> [ЗАДАНИЕ]
Объясните по фрагменту о лондонской цветочнице, почему с профессором Хиггинсом можно навсегда остаться цветочницей, а с собеседником стать леди.

> [ЦИТИРУЕМЫЙ ФРАГМЕНТ]
___
Раздел I. Категориальные сдвиги

Глава 3. Что значит быть лондонской цветочницей?

73

можно научить, и даже не в манере вести себя, а в том, как себя ве­дут с ними окружающие. С профессором Хиггинсом я навсегда ос­танусь цветочницей, потому что он вел себя и будет вести себя со мной, как с цветочницей. Но с вами я могу стать леди, потому что вы вели себя и будете вести себя со мной, как с леди.

Эти фрагменты образуют основную аргументацию Хиггинса, которую по сути дела разделяет и Элиза Дулитл — его эксперимен­тальный проект. Профессор убежден в том, что человек - сущест­во, всецело конструируемое социально, с помощью копирования поведения, прежде всего языкового, и не обладающее никакой «субъективностью» (чувствами, мыслями, переживаниями, идеа­лами) за пределами преподанных ему общественных форм. Если человек не может выразить себя, то ничего у него внутри нет. «Все, что может быть сказано, может быть сказано ясно. О чем невоз­можно говорить, о том следует молчать», — артикулирует эту идею хрестоматийная максима Витгенштейна в «Логико-философском трактате».

А вот несколько цитат из «Франкенштейна»1, конструирую­щих воображаемый диалог главных героев.

Франкенштейн. Ценой многих дней и ночей нечеловеческого труда и усилий мне удалось постичь тайну зарождения жизни; бо­лее того, я узнал, как оживлять саму безжизненную материю...

Чудовище. ...Как ужаснулся я, когда увидел свое отражение в прозрачной воде!... Когда понял, какя уродлив, сердце мое напол­нилось горькой тоской и обидой.

Франкенштейн. Я трудился с единственной целью — вдохнуть жизнь в бездыханное тело... А теперь, когда я окончил свой труд, вся прелесть мечты исчезла и сердце мое наполнилось несказан­ным ужасом и отвращением...

Чудовище. Неужели человек столь могуч, добродетелен и велик и вместе с тем так порочен и низок?... Все это заставило меня взглянуть на себя как бы со стороны... Неужели же я - чудовище, пятно на лице Земли, создание, от которого все бегут и все отрека­ются? Странная вещь — познание!
___
> [ИЗВЛЕЧЁННЫЕ ДАННЫЕ]
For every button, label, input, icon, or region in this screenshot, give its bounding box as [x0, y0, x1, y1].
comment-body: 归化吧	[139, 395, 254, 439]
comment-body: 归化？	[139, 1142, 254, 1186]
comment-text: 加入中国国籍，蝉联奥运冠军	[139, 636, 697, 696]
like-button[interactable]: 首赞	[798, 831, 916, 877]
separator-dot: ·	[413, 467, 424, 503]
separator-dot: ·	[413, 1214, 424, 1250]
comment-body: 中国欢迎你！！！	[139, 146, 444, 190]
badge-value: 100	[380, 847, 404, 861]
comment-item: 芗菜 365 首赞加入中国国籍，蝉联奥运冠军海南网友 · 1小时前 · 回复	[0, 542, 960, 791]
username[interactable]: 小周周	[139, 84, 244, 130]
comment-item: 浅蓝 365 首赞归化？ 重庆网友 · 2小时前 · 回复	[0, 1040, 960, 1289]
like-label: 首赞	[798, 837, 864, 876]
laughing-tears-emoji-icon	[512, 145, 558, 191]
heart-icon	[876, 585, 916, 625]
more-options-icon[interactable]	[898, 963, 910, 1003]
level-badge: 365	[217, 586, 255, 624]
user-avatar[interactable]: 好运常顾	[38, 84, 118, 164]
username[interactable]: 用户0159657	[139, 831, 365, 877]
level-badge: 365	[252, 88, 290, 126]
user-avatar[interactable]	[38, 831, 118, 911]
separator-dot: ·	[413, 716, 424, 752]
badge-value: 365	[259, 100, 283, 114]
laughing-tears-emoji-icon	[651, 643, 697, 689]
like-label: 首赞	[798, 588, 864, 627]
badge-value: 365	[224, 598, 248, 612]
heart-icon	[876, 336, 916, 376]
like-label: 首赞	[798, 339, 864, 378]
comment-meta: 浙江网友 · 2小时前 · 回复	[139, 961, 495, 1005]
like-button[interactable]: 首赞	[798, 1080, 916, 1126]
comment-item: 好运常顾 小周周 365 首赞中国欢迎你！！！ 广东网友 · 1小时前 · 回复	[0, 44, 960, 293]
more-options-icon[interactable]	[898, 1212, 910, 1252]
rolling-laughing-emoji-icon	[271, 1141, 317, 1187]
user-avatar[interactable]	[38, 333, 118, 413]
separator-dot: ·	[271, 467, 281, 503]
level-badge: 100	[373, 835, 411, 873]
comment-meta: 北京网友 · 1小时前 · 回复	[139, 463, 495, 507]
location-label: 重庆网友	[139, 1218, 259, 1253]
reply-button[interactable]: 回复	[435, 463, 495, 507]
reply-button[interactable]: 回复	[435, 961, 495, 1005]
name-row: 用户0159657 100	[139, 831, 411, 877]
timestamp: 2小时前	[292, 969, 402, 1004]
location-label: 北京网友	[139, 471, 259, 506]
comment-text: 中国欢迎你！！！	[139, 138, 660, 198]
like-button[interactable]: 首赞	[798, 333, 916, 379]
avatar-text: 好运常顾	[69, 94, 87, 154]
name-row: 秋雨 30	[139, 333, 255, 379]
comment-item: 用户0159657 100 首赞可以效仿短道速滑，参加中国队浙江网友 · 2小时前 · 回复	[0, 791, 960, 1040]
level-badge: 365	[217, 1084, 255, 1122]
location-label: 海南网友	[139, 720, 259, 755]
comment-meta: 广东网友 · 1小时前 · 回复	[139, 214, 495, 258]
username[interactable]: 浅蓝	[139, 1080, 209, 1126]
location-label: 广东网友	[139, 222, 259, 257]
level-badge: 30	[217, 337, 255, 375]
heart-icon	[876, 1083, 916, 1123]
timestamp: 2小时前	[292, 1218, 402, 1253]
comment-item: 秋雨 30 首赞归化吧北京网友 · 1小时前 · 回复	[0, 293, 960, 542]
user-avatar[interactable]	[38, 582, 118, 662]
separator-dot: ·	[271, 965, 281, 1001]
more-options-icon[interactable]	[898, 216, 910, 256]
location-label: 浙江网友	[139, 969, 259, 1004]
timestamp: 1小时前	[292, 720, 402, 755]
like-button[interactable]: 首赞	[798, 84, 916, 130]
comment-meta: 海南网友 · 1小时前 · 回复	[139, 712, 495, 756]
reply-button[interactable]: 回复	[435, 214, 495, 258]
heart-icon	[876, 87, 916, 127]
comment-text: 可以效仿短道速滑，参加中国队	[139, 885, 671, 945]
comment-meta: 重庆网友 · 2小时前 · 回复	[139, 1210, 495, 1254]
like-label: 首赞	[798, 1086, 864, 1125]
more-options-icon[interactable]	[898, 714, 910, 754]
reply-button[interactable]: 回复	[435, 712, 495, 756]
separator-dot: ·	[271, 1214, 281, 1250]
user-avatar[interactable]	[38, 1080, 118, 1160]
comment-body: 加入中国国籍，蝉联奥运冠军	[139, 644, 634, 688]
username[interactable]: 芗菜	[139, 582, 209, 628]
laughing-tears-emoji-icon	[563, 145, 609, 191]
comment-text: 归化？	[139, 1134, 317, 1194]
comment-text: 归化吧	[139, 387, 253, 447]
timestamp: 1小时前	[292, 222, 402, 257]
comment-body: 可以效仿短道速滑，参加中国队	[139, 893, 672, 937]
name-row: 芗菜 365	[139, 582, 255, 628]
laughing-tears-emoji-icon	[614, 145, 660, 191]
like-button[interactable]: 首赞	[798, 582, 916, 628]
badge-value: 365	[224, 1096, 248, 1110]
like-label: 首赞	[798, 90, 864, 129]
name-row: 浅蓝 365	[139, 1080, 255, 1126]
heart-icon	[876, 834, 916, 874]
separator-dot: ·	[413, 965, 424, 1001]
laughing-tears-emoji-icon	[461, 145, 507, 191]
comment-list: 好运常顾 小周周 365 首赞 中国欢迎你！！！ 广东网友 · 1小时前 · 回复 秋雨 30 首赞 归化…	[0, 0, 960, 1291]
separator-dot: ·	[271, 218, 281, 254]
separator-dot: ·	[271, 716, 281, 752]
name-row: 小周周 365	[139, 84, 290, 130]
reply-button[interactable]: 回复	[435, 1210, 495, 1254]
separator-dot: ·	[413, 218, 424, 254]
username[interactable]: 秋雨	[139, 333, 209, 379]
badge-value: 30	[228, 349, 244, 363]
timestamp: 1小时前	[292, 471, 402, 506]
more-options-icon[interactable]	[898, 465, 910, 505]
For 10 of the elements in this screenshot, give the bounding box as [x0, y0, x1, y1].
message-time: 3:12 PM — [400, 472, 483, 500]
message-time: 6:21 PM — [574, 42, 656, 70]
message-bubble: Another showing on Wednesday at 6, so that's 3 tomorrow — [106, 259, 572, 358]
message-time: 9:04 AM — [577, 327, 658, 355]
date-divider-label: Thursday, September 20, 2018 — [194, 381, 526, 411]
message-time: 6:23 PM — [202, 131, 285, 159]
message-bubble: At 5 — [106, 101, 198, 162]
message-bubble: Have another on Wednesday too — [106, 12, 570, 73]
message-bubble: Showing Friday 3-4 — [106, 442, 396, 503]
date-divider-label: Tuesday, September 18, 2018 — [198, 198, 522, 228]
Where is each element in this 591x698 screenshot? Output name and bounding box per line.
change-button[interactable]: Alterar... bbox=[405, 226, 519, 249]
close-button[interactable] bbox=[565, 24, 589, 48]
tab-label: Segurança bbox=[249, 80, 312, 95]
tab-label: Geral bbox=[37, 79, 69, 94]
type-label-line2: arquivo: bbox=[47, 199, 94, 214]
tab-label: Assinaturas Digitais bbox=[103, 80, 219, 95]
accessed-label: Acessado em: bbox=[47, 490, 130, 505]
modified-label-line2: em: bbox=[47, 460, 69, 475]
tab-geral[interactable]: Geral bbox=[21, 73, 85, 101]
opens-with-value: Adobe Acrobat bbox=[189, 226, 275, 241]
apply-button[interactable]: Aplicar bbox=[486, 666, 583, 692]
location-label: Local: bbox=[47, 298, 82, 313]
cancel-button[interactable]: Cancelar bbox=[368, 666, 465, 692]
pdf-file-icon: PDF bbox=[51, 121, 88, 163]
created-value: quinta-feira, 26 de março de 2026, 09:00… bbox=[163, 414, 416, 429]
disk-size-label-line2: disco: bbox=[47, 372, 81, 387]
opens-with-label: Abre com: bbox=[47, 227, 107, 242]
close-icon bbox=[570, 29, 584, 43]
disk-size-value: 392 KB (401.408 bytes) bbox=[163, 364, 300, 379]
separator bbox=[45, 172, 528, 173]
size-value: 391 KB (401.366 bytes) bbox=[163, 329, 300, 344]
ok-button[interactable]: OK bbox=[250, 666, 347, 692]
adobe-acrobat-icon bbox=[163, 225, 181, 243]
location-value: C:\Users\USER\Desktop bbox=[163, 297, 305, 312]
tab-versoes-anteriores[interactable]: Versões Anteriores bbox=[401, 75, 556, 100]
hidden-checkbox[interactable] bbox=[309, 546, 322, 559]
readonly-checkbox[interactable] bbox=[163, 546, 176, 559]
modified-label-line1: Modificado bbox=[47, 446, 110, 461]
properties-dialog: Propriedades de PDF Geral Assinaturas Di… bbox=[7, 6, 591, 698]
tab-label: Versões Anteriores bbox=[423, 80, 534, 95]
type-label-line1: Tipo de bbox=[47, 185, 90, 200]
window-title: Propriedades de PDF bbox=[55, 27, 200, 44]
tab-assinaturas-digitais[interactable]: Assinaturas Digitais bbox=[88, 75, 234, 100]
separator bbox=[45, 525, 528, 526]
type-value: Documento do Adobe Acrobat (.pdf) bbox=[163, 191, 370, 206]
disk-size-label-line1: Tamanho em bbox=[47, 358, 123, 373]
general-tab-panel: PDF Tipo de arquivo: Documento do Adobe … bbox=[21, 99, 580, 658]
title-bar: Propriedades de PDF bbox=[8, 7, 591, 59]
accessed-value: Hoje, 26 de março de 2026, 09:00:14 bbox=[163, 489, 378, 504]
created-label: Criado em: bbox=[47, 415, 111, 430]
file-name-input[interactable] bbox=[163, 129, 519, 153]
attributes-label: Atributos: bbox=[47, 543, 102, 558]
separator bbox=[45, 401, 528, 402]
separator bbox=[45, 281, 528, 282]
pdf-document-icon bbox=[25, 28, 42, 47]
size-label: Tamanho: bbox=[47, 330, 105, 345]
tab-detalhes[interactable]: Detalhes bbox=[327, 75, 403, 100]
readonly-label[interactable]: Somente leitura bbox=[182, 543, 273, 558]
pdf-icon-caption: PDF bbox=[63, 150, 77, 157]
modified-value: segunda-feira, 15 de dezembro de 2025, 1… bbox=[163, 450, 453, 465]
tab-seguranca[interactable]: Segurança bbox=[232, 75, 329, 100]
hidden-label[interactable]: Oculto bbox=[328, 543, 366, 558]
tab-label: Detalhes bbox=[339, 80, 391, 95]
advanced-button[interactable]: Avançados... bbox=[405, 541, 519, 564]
___
> [ОТВЕТ]
Профессор Хиггинс вёл и будет вести себя как с цветочницей, а собеседник вёл и будет вести себя как с леди. Разницу определяет не собственная манера вести себя, а то, как ведут себя окружающие.